Task requirements: Copy out every line exactly, passing over the pictures.

---------- Records to process

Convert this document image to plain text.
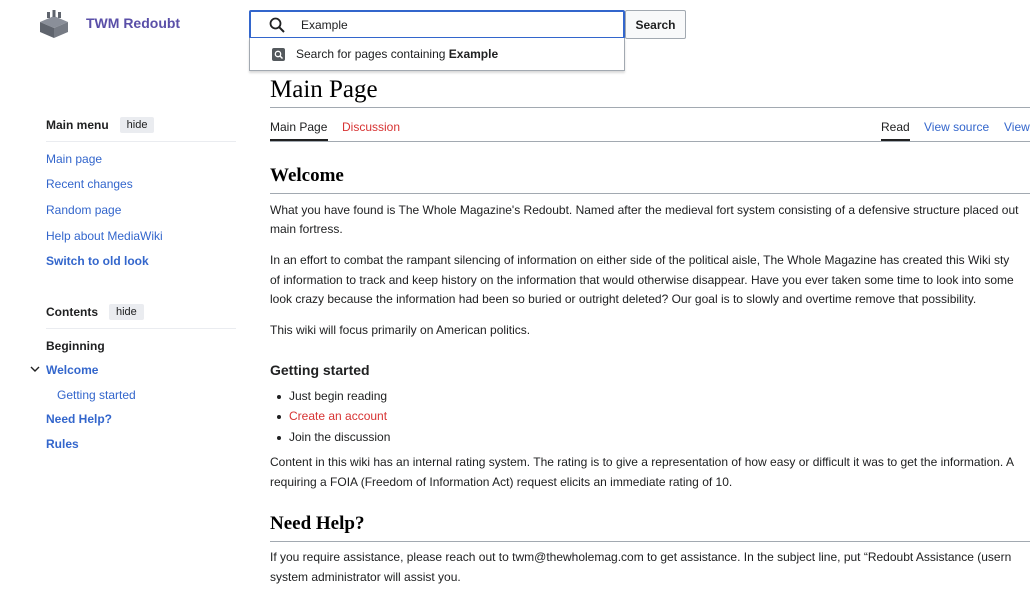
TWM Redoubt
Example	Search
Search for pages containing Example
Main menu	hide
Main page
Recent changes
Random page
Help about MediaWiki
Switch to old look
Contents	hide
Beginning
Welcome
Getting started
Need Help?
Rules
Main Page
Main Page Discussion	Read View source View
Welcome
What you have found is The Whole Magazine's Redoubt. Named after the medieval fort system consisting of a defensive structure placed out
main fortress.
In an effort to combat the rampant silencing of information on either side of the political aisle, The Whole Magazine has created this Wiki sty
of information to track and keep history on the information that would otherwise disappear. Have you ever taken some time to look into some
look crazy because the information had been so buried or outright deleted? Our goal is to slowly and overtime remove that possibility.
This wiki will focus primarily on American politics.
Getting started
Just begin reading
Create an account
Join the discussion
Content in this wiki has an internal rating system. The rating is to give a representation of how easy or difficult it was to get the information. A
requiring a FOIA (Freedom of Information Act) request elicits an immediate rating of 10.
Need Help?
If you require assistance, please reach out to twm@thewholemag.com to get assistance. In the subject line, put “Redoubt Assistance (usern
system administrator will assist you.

--------------------

Task solution:
Convert this document image to plain text.
TWM Redoubt
Example	Search
Search for pages containing Example
Main menu	hide
Main page
Recent changes
Random page
Help about MediaWiki
Switch to old look
Contents	hide
Beginning
Welcome
Getting started
Need Help?
Rules
Main Page
Main Page Discussion	Read View source View
Welcome
What you have found is The Whole Magazine's Redoubt. Named after the medieval fort system consisting of a defensive structure placed out
main fortress.
In an effort to combat the rampant silencing of information on either side of the political aisle, The Whole Magazine has created this Wiki sty
of information to track and keep history on the information that would otherwise disappear. Have you ever taken some time to look into some
look crazy because the information had been so buried or outright deleted? Our goal is to slowly and overtime remove that possibility.
This wiki will focus primarily on American politics.
Getting started
Just begin reading
Create an account
Join the discussion
Content in this wiki has an internal rating system. The rating is to give a representation of how easy or difficult it was to get the information. A
requiring a FOIA (Freedom of Information Act) request elicits an immediate rating of 10.
Need Help?
If you require assistance, please reach out to twm@thewholemag.com to get assistance. In the subject line, put “Redoubt Assistance (usern
system administrator will assist you.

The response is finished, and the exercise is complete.